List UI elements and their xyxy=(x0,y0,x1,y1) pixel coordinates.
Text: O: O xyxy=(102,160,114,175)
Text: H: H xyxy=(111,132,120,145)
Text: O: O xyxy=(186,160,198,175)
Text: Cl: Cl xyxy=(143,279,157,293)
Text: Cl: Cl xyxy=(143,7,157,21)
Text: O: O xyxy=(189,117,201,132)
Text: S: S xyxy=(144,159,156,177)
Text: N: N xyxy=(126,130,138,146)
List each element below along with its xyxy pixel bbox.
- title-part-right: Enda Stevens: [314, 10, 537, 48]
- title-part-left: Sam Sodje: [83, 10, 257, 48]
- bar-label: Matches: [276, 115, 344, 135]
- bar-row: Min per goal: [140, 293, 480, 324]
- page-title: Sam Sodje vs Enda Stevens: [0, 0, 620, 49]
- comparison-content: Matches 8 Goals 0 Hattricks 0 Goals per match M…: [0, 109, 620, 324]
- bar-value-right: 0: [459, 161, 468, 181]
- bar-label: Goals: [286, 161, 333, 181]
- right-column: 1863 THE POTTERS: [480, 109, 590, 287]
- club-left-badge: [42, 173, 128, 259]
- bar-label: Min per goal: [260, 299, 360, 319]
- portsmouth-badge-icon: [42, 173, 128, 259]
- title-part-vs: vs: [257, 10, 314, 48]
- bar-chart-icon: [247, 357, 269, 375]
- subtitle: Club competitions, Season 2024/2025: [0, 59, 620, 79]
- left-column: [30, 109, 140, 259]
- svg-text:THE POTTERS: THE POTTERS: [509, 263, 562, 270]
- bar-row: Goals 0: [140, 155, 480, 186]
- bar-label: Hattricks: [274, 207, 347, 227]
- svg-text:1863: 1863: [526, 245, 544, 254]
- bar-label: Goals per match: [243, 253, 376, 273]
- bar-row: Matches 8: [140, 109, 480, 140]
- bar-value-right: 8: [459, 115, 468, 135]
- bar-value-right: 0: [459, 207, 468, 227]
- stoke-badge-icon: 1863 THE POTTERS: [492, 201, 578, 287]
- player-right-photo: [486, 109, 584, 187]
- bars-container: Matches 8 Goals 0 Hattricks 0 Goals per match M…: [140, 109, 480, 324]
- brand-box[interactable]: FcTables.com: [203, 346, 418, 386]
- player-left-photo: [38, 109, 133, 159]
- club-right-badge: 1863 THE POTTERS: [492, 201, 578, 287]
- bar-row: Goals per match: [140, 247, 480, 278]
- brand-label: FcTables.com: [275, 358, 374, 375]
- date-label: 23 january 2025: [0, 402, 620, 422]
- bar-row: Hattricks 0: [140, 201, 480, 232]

--

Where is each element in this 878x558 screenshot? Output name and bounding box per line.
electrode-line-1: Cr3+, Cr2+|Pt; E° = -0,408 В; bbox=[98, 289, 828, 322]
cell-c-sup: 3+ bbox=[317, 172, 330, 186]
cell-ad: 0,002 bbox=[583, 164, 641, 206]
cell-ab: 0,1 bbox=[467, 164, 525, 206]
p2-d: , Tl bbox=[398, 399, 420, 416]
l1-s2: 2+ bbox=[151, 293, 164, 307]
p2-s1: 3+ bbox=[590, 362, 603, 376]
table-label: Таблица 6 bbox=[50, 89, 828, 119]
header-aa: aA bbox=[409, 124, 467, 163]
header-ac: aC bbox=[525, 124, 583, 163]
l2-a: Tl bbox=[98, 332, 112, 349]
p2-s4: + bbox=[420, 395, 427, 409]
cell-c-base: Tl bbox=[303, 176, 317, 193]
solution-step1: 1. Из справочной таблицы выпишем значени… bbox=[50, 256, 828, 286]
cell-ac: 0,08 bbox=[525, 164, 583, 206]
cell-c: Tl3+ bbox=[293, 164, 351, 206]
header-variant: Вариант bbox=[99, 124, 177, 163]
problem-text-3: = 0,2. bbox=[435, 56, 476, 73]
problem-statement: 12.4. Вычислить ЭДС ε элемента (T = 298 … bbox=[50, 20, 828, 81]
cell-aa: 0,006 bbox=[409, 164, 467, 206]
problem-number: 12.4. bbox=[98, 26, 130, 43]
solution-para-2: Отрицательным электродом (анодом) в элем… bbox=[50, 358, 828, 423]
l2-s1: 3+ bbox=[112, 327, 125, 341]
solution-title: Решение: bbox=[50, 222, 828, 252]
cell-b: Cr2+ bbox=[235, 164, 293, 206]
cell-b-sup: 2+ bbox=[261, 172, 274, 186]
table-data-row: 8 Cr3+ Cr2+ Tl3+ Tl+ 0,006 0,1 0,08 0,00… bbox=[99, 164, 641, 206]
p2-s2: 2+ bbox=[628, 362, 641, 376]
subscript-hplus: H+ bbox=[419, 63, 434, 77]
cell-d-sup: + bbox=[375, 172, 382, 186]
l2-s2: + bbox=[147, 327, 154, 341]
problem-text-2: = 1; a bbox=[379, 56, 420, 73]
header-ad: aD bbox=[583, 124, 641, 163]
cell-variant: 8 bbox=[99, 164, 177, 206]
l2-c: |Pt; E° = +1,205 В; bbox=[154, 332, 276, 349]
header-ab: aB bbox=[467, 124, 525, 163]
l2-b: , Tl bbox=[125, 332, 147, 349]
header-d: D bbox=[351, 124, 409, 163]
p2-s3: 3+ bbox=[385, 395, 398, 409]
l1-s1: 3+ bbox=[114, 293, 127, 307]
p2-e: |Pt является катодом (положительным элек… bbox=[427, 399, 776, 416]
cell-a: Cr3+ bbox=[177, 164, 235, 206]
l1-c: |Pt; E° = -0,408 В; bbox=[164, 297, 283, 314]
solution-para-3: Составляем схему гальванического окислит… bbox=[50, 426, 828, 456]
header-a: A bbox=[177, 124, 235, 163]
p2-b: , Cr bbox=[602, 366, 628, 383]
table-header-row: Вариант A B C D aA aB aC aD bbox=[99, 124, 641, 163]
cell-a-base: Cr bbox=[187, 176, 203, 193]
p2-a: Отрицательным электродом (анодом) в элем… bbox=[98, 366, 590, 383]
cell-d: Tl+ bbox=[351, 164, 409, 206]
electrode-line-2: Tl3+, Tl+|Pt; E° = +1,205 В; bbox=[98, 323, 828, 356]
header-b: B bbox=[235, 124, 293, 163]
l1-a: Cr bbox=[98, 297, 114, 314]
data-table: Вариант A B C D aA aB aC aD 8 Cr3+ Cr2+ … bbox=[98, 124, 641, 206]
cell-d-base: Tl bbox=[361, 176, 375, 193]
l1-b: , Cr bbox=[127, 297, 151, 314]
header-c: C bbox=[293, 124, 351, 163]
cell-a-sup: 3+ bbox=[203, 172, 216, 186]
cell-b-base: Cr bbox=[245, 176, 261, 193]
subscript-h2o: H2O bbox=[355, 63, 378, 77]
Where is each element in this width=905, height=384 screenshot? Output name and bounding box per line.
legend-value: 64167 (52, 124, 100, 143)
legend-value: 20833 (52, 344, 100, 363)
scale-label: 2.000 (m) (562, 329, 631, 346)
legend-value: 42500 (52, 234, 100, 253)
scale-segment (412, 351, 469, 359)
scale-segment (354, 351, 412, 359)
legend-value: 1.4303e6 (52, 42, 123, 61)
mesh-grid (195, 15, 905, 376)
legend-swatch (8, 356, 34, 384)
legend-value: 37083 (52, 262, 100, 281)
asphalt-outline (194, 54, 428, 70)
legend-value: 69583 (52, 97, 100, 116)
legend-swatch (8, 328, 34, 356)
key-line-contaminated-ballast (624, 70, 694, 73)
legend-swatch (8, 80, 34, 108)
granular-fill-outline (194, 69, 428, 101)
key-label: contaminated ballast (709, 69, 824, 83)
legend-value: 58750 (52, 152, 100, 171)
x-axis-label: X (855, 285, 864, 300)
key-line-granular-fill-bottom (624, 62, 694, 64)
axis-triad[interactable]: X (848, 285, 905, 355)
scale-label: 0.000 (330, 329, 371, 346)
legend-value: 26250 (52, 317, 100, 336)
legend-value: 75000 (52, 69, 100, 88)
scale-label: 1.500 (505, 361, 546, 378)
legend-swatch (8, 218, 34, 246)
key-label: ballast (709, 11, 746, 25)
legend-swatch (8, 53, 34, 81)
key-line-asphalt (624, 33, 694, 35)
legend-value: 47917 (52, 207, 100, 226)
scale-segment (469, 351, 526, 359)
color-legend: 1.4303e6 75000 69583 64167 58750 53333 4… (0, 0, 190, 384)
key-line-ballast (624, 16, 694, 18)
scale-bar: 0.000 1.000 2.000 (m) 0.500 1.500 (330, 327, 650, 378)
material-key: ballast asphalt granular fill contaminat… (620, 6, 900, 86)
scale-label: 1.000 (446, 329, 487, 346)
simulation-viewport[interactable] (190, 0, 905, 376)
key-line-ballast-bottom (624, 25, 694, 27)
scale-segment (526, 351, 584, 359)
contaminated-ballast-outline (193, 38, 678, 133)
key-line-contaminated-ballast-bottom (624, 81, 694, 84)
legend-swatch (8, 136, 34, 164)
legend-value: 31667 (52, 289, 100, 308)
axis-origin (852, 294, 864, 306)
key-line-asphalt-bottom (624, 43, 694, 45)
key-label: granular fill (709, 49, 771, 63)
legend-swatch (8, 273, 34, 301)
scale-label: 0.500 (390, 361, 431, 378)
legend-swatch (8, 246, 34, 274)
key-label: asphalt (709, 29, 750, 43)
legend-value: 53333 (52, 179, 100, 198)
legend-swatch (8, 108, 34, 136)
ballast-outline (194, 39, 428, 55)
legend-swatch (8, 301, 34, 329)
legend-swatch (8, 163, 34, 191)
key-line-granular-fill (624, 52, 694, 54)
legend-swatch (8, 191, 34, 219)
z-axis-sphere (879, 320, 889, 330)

Goal of the exercise: Output the data lines from the line that contains "Where is each element in this 878x558" through the line that contains "cell-ab: 0,1 bbox=[467, 164, 525, 206]", copied exactly with both end lines included.

Reply:
Where is each element in this 878x558 screenshot? Output name and bounding box per line.
electrode-line-1: Cr3+, Cr2+|Pt; E° = -0,408 В; bbox=[98, 289, 828, 322]
cell-c-sup: 3+ bbox=[317, 172, 330, 186]
cell-ad: 0,002 bbox=[583, 164, 641, 206]
cell-ab: 0,1 bbox=[467, 164, 525, 206]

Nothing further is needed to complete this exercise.